● **EXERCISE INSTRUCTIONS**: Give a verbatim quotation of every record.

● **SUPPLIED RECORDS**:
----------------------------------------

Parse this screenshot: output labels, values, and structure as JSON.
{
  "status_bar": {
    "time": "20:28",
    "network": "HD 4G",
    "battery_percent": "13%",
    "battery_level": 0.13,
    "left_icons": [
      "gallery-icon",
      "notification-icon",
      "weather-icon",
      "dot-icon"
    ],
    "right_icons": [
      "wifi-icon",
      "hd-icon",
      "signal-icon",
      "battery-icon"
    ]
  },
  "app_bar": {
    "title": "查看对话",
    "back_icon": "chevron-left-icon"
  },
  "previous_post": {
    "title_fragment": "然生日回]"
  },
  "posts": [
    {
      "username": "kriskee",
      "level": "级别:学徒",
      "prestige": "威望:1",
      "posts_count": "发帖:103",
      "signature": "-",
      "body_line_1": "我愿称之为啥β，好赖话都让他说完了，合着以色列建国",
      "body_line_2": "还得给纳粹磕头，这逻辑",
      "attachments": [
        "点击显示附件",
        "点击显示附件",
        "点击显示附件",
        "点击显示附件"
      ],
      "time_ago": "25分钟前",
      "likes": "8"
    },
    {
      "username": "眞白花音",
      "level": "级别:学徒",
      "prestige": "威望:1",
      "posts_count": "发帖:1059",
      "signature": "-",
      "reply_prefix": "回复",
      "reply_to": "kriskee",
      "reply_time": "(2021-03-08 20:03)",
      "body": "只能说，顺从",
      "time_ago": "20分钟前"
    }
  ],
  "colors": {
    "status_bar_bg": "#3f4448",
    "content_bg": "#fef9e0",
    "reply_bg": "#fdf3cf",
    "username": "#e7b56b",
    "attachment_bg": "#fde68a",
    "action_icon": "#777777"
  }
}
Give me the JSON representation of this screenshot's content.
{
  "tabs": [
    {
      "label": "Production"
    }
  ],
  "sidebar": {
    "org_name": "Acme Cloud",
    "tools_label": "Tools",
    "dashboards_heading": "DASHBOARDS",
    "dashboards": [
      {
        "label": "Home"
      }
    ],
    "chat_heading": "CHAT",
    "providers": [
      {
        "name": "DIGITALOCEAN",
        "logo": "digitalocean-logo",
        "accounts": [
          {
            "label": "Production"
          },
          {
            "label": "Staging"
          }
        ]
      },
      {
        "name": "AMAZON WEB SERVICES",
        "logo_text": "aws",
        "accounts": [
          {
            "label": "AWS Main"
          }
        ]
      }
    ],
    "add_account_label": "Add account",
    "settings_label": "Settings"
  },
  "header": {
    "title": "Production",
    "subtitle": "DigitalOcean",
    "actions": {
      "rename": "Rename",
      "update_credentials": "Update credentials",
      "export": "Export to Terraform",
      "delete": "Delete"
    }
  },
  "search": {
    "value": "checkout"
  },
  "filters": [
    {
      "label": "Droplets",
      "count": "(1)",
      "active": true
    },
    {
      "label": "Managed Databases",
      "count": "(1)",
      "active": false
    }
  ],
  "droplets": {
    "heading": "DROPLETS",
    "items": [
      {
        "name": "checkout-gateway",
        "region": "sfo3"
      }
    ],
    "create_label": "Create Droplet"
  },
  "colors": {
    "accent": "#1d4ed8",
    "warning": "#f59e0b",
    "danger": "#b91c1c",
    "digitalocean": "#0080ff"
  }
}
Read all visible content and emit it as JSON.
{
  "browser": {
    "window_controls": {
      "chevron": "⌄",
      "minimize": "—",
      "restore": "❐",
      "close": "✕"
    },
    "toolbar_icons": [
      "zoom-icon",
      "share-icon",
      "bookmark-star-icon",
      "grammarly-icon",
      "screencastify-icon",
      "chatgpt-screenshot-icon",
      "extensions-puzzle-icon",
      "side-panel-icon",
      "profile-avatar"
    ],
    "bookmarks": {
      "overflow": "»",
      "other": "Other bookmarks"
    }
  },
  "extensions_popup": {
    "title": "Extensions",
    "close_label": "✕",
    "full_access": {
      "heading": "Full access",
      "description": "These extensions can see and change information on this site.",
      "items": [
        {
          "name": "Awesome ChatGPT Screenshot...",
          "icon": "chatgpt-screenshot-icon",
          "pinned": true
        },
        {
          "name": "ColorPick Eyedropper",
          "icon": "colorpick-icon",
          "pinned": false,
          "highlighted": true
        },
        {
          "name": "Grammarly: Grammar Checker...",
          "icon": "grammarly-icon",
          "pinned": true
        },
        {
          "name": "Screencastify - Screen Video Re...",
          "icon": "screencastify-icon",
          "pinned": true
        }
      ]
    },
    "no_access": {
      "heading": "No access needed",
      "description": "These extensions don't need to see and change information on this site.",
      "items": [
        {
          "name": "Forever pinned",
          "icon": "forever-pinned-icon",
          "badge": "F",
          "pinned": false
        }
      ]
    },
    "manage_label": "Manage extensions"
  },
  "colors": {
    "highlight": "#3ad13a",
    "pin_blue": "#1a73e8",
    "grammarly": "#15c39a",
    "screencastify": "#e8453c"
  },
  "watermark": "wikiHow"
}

----------------------------------------

● **COMPLETE ANSWER**:
Parse this screenshot: output labels, values, and structure as JSON.
{
  "status_bar": {
    "time": "20:28",
    "network": "HD 4G",
    "battery_percent": "13%",
    "battery_level": 0.13,
    "left_icons": [
      "gallery-icon",
      "notification-icon",
      "weather-icon",
      "dot-icon"
    ],
    "right_icons": [
      "wifi-icon",
      "hd-icon",
      "signal-icon",
      "battery-icon"
    ]
  },
  "app_bar": {
    "title": "查看对话",
    "back_icon": "chevron-left-icon"
  },
  "previous_post": {
    "title_fragment": "然生日回]"
  },
  "posts": [
    {
      "username": "kriskee",
      "level": "级别:学徒",
      "prestige": "威望:1",
      "posts_count": "发帖:103",
      "signature": "-",
      "body_line_1": "我愿称之为啥β，好赖话都让他说完了，合着以色列建国",
      "body_line_2": "还得给纳粹磕头，这逻辑",
      "attachments": [
        "点击显示附件",
        "点击显示附件",
        "点击显示附件",
        "点击显示附件"
      ],
      "time_ago": "25分钟前",
      "likes": "8"
    },
    {
      "username": "眞白花音",
      "level": "级别:学徒",
      "prestige": "威望:1",
      "posts_count": "发帖:1059",
      "signature": "-",
      "reply_prefix": "回复",
      "reply_to": "kriskee",
      "reply_time": "(2021-03-08 20:03)",
      "body": "只能说，顺从",
      "time_ago": "20分钟前"
    }
  ],
  "colors": {
    "status_bar_bg": "#3f4448",
    "content_bg": "#fef9e0",
    "reply_bg": "#fdf3cf",
    "username": "#e7b56b",
    "attachment_bg": "#fde68a",
    "action_icon": "#777777"
  }
}
Give me the JSON representation of this screenshot's content.
{
  "tabs": [
    {
      "label": "Production"
    }
  ],
  "sidebar": {
    "org_name": "Acme Cloud",
    "tools_label": "Tools",
    "dashboards_heading": "DASHBOARDS",
    "dashboards": [
      {
        "label": "Home"
      }
    ],
    "chat_heading": "CHAT",
    "providers": [
      {
        "name": "DIGITALOCEAN",
        "logo": "digitalocean-logo",
        "accounts": [
          {
            "label": "Production"
          },
          {
            "label": "Staging"
          }
        ]
      },
      {
        "name": "AMAZON WEB SERVICES",
        "logo_text": "aws",
        "accounts": [
          {
            "label": "AWS Main"
          }
        ]
      }
    ],
    "add_account_label": "Add account",
    "settings_label": "Settings"
  },
  "header": {
    "title": "Production",
    "subtitle": "DigitalOcean",
    "actions": {
      "rename": "Rename",
      "update_credentials": "Update credentials",
      "export": "Export to Terraform",
      "delete": "Delete"
    }
  },
  "search": {
    "value": "checkout"
  },
  "filters": [
    {
      "label": "Droplets",
      "count": "(1)",
      "active": true
    },
    {
      "label": "Managed Databases",
      "count": "(1)",
      "active": false
    }
  ],
  "droplets": {
    "heading": "DROPLETS",
    "items": [
      {
        "name": "checkout-gateway",
        "region": "sfo3"
      }
    ],
    "create_label": "Create Droplet"
  },
  "colors": {
    "accent": "#1d4ed8",
    "warning": "#f59e0b",
    "danger": "#b91c1c",
    "digitalocean": "#0080ff"
  }
}
Read all visible content and emit it as JSON.
{
  "browser": {
    "window_controls": {
      "chevron": "⌄",
      "minimize": "—",
      "restore": "❐",
      "close": "✕"
    },
    "toolbar_icons": [
      "zoom-icon",
      "share-icon",
      "bookmark-star-icon",
      "grammarly-icon",
      "screencastify-icon",
      "chatgpt-screenshot-icon",
      "extensions-puzzle-icon",
      "side-panel-icon",
      "profile-avatar"
    ],
    "bookmarks": {
      "overflow": "»",
      "other": "Other bookmarks"
    }
  },
  "extensions_popup": {
    "title": "Extensions",
    "close_label": "✕",
    "full_access": {
      "heading": "Full access",
      "description": "These extensions can see and change information on this site.",
      "items": [
        {
          "name": "Awesome ChatGPT Screenshot...",
          "icon": "chatgpt-screenshot-icon",
          "pinned": true
        },
        {
          "name": "ColorPick Eyedropper",
          "icon": "colorpick-icon",
          "pinned": false,
          "highlighted": true
        },
        {
          "name": "Grammarly: Grammar Checker...",
          "icon": "grammarly-icon",
          "pinned": true
        },
        {
          "name": "Screencastify - Screen Video Re...",
          "icon": "screencastify-icon",
          "pinned": true
        }
      ]
    },
    "no_access": {
      "heading": "No access needed",
      "description": "These extensions don't need to see and change information on this site.",
      "items": [
        {
          "name": "Forever pinned",
          "icon": "forever-pinned-icon",
          "badge": "F",
          "pinned": false
        }
      ]
    },
    "manage_label": "Manage extensions"
  },
  "colors": {
    "highlight": "#3ad13a",
    "pin_blue": "#1a73e8",
    "grammarly": "#15c39a",
    "screencastify": "#e8453c"
  },
  "watermark": "wikiHow"
}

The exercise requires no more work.